Could you reproduce every record below exactly as written?

RECORDS SHOWN:
▼
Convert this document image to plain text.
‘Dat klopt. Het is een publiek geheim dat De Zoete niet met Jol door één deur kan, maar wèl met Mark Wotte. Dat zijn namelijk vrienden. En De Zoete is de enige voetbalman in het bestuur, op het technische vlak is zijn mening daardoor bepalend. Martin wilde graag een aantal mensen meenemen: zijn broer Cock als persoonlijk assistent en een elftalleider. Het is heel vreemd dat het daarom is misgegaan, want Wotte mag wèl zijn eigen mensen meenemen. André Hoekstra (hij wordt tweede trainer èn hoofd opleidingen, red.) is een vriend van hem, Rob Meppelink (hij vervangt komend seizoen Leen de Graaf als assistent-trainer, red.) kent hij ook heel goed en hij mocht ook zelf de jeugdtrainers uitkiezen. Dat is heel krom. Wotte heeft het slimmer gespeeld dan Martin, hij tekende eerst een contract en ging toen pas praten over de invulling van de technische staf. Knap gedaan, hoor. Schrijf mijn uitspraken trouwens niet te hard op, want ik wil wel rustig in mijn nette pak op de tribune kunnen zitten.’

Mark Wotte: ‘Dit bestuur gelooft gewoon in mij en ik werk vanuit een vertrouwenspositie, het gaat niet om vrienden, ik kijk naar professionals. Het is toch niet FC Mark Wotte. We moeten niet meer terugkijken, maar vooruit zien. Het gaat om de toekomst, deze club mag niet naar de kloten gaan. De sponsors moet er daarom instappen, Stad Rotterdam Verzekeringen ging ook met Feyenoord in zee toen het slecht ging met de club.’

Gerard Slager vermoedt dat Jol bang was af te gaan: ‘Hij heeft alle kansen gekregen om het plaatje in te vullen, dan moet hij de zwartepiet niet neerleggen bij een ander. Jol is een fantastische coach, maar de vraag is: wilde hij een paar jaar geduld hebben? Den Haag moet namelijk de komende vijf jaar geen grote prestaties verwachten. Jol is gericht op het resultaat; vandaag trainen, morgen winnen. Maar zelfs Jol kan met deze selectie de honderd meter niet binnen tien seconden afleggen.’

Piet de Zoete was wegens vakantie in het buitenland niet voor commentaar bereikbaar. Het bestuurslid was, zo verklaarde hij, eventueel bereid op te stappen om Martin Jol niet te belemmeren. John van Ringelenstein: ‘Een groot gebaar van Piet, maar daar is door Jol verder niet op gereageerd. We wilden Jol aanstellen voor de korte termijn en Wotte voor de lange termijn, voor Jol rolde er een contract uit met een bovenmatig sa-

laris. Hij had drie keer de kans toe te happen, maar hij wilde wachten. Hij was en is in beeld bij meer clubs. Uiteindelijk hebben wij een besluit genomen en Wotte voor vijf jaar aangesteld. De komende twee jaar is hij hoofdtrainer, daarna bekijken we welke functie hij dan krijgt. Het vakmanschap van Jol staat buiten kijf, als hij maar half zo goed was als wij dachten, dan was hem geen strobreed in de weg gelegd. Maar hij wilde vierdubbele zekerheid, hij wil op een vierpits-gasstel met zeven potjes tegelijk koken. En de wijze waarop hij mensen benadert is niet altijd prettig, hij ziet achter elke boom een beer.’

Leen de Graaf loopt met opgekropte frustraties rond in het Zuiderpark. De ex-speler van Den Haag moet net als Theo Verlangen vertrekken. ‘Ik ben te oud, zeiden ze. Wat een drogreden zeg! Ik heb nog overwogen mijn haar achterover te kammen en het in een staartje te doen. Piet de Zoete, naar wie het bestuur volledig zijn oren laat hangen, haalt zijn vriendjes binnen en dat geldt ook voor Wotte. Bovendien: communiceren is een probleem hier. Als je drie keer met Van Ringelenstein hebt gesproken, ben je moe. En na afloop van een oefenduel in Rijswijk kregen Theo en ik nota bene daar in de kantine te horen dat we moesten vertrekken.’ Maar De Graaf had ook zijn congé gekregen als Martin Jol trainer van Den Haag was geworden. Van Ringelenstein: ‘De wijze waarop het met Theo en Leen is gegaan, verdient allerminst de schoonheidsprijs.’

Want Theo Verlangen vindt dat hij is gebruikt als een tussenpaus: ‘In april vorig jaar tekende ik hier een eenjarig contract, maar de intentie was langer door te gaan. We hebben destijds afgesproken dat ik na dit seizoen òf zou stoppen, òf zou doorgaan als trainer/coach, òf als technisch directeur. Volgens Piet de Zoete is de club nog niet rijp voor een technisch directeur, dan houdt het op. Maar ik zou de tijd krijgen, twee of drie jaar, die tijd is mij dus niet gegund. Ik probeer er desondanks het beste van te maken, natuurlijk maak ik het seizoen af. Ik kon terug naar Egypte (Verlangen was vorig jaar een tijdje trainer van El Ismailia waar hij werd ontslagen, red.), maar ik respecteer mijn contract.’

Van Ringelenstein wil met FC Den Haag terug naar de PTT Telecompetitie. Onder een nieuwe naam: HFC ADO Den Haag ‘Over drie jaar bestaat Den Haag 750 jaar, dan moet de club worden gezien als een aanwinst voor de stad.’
▲
WRITTEN REPLY:
Convert this document image to plain text.
‘Dat klopt. Het is een publiek geheim dat De Zoete niet met Jol door één deur kan, maar wèl met Mark Wotte. Dat zijn namelijk vrienden. En De Zoete is de enige voetbalman in het bestuur, op het technische vlak is zijn mening daardoor bepalend. Martin wilde graag een aantal mensen meenemen: zijn broer Cock als persoonlijk assistent en een elftalleider. Het is heel vreemd dat het daarom is misgegaan, want Wotte mag wèl zijn eigen mensen meenemen. André Hoekstra (hij wordt tweede trainer èn hoofd opleidingen, red.) is een vriend van hem, Rob Meppelink (hij vervangt komend seizoen Leen de Graaf als assistent-trainer, red.) kent hij ook heel goed en hij mocht ook zelf de jeugdtrainers uitkiezen. Dat is heel krom. Wotte heeft het slimmer gespeeld dan Martin, hij tekende eerst een contract en ging toen pas praten over de invulling van de technische staf. Knap gedaan, hoor. Schrijf mijn uitspraken trouwens niet te hard op, want ik wil wel rustig in mijn nette pak op de tribune kunnen zitten.’

Mark Wotte: ‘Dit bestuur gelooft gewoon in mij en ik werk vanuit een vertrouwenspositie, het gaat niet om vrienden, ik kijk naar professionals. Het is toch niet FC Mark Wotte. We moeten niet meer terugkijken, maar vooruit zien. Het gaat om de toekomst, deze club mag niet naar de kloten gaan. De sponsors moet er daarom instappen, Stad Rotterdam Verzekeringen ging ook met Feyenoord in zee toen het slecht ging met de club.’

Gerard Slager vermoedt dat Jol bang was af te gaan: ‘Hij heeft alle kansen gekregen om het plaatje in te vullen, dan moet hij de zwartepiet niet neerleggen bij een ander. Jol is een fantastische coach, maar de vraag is: wilde hij een paar jaar geduld hebben? Den Haag moet namelijk de komende vijf jaar geen grote prestaties verwachten. Jol is gericht op het resultaat; vandaag trainen, morgen winnen. Maar zelfs Jol kan met deze selectie de honderd meter niet binnen tien seconden afleggen.’

Piet de Zoete was wegens vakantie in het buitenland niet voor commentaar bereikbaar. Het bestuurslid was, zo verklaarde hij, eventueel bereid op te stappen om Martin Jol niet te belemmeren. John van Ringelenstein: ‘Een groot gebaar van Piet, maar daar is door Jol verder niet op gereageerd. We wilden Jol aanstellen voor de korte termijn en Wotte voor de lange termijn, voor Jol rolde er een contract uit met een bovenmatig sa-

laris. Hij had drie keer de kans toe te happen, maar hij wilde wachten. Hij was en is in beeld bij meer clubs. Uiteindelijk hebben wij een besluit genomen en Wotte voor vijf jaar aangesteld. De komende twee jaar is hij hoofdtrainer, daarna bekijken we welke functie hij dan krijgt. Het vakmanschap van Jol staat buiten kijf, als hij maar half zo goed was als wij dachten, dan was hem geen strobreed in de weg gelegd. Maar hij wilde vierdubbele zekerheid, hij wil op een vierpits-gasstel met zeven potjes tegelijk koken. En de wijze waarop hij mensen benadert is niet altijd prettig, hij ziet achter elke boom een beer.’

Leen de Graaf loopt met opgekropte frustraties rond in het Zuiderpark. De ex-speler van Den Haag moet net als Theo Verlangen vertrekken. ‘Ik ben te oud, zeiden ze. Wat een drogreden zeg! Ik heb nog overwogen mijn haar achterover te kammen en het in een staartje te doen. Piet de Zoete, naar wie het bestuur volledig zijn oren laat hangen, haalt zijn vriendjes binnen en dat geldt ook voor Wotte. Bovendien: communiceren is een probleem hier. Als je drie keer met Van Ringelenstein hebt gesproken, ben je moe. En na afloop van een oefenduel in Rijswijk kregen Theo en ik nota bene daar in de kantine te horen dat we moesten vertrekken.’ Maar De Graaf had ook zijn congé gekregen als Martin Jol trainer van Den Haag was geworden. Van Ringelenstein: ‘De wijze waarop het met Theo en Leen is gegaan, verdient allerminst de schoonheidsprijs.’

Want Theo Verlangen vindt dat hij is gebruikt als een tussenpaus: ‘In april vorig jaar tekende ik hier een eenjarig contract, maar de intentie was langer door te gaan. We hebben destijds afgesproken dat ik na dit seizoen òf zou stoppen, òf zou doorgaan als trainer/coach, òf als technisch directeur. Volgens Piet de Zoete is de club nog niet rijp voor een technisch directeur, dan houdt het op. Maar ik zou de tijd krijgen, twee of drie jaar, die tijd is mij dus niet gegund. Ik probeer er desondanks het beste van te maken, natuurlijk maak ik het seizoen af. Ik kon terug naar Egypte (Verlangen was vorig jaar een tijdje trainer van El Ismailia waar hij werd ontslagen, red.), maar ik respecteer mijn contract.’

Van Ringelenstein wil met FC Den Haag terug naar de PTT Telecompetitie. Onder een nieuwe naam: HFC ADO Den Haag ‘Over drie jaar bestaat Den Haag 750 jaar, dan moet de club worden gezien als een aanwinst voor de stad.’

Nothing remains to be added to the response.